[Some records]
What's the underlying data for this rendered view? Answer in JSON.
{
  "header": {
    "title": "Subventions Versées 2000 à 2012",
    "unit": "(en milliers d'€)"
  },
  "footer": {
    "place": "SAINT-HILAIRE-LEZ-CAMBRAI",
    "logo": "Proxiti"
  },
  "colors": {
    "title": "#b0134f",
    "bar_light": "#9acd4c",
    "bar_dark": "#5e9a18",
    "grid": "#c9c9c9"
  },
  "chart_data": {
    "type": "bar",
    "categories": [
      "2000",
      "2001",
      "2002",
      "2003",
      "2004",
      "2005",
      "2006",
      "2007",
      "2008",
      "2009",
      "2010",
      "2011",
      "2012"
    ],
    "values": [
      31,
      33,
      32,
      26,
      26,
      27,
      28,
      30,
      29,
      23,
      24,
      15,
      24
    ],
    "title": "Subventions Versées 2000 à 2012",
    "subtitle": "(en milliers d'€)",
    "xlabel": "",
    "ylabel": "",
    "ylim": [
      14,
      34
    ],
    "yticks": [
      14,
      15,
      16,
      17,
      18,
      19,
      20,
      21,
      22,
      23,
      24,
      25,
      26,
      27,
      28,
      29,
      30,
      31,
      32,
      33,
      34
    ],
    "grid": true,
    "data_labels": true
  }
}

---

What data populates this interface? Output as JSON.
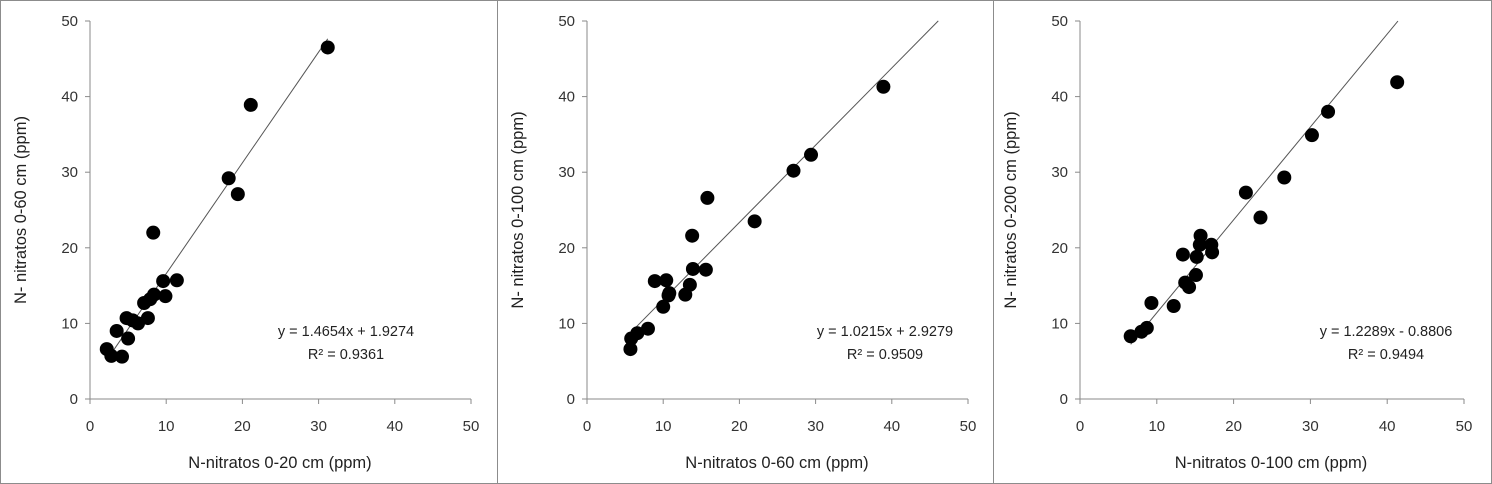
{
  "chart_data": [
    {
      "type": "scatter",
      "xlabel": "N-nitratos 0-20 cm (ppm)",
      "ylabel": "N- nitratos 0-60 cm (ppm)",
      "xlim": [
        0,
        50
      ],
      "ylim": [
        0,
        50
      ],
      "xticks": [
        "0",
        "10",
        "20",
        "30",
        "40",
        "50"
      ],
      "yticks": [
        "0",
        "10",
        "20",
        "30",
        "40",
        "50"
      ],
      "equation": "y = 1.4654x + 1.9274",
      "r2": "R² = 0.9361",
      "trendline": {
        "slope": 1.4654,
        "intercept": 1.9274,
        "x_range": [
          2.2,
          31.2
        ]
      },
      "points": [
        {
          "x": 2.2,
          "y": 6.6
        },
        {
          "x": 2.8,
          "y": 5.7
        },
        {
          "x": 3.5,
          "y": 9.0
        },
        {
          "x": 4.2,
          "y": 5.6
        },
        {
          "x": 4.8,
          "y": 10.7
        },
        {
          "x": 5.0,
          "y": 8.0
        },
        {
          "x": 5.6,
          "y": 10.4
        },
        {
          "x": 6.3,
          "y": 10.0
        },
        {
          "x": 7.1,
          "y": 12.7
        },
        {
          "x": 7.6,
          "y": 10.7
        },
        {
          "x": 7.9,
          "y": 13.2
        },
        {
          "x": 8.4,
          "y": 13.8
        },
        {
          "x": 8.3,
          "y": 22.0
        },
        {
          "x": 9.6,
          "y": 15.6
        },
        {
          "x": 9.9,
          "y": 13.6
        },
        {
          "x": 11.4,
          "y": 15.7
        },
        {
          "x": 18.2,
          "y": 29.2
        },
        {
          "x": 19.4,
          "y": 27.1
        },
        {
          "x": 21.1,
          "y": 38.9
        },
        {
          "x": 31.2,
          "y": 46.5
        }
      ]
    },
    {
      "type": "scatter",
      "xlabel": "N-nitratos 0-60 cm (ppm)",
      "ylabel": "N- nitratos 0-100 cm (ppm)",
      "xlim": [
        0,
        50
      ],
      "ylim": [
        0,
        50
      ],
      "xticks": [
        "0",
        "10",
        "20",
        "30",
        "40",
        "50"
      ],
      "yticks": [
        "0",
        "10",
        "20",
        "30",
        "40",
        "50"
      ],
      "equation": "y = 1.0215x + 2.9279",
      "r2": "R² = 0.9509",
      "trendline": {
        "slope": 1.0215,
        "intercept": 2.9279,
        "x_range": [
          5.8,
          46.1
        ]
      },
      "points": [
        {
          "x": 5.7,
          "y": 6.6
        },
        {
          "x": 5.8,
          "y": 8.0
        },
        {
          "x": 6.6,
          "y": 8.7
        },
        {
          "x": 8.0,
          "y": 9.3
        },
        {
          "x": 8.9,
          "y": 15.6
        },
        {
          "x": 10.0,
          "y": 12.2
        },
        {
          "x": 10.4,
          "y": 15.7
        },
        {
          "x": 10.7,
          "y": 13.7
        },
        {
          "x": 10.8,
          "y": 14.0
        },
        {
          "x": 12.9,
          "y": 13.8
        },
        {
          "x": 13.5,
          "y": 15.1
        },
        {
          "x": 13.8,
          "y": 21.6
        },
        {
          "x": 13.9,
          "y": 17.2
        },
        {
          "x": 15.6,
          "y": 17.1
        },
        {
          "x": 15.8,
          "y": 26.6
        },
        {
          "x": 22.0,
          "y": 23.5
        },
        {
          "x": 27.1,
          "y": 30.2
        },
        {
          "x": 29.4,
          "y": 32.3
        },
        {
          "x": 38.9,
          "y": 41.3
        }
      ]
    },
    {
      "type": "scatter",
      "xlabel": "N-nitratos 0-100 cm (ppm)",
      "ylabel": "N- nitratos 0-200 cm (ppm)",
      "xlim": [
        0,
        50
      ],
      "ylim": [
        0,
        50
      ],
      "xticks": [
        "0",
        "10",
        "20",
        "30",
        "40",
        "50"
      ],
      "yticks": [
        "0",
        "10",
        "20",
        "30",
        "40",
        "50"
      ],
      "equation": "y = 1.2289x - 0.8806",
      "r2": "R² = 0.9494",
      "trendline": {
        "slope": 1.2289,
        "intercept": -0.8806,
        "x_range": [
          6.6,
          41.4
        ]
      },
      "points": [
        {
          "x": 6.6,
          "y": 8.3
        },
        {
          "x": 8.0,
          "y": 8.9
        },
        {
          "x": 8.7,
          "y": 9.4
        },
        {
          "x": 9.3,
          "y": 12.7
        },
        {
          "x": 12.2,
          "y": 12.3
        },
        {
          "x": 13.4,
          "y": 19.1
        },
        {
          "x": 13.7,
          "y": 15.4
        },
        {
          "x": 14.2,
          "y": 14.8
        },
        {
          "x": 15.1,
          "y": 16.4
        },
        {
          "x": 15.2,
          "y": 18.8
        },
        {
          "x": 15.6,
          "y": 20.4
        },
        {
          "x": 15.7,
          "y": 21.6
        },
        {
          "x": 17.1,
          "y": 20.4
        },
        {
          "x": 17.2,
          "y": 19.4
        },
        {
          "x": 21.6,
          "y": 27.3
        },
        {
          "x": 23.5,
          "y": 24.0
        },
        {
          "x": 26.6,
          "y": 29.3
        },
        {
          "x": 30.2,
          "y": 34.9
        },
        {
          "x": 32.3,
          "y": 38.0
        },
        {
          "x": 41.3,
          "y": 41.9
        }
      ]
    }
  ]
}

--

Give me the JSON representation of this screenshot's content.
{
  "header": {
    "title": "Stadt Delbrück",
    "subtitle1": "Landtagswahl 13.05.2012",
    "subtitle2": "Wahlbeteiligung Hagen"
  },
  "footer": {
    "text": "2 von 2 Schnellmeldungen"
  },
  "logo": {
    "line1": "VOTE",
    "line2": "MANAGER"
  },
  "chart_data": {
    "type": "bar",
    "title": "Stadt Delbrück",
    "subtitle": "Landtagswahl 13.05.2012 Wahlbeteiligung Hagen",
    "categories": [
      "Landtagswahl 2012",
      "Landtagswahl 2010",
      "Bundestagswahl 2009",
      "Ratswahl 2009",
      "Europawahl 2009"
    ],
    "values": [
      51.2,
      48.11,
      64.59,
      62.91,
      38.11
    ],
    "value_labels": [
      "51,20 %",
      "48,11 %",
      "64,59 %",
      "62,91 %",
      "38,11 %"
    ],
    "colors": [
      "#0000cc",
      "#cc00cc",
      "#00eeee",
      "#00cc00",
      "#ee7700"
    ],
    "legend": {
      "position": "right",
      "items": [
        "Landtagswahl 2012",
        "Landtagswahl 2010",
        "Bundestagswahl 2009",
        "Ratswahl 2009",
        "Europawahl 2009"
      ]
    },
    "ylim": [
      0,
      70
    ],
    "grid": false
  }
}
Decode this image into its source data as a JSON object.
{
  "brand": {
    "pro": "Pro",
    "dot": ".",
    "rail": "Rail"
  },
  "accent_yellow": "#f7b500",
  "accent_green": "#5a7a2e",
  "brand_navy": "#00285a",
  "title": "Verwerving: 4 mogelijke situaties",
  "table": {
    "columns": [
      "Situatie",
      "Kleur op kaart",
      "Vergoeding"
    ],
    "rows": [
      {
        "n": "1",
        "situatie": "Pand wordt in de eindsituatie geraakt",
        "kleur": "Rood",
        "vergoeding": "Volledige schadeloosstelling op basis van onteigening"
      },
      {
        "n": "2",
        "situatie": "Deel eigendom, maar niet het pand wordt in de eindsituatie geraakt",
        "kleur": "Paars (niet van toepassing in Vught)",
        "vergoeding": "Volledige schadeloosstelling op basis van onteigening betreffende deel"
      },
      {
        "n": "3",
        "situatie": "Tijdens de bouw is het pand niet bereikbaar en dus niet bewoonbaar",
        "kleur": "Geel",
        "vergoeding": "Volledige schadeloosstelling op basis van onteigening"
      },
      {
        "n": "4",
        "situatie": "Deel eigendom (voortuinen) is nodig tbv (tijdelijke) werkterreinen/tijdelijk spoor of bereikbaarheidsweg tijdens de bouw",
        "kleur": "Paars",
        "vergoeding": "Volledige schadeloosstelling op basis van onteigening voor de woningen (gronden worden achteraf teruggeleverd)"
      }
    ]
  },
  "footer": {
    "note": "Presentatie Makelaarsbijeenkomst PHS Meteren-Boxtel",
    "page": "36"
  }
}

* _The request_
From the entries above, copy out every line where the string "nitratos" appears.

* _Written answer_
      "xlabel": "N-nitratos 0-20 cm (ppm)",
      "ylabel": "N- nitratos 0-60 cm (ppm)",
      "xlabel": "N-nitratos 0-60 cm (ppm)",
      "ylabel": "N- nitratos 0-100 cm (ppm)",
      "xlabel": "N-nitratos 0-100 cm (ppm)",
      "ylabel": "N- nitratos 0-200 cm (ppm)",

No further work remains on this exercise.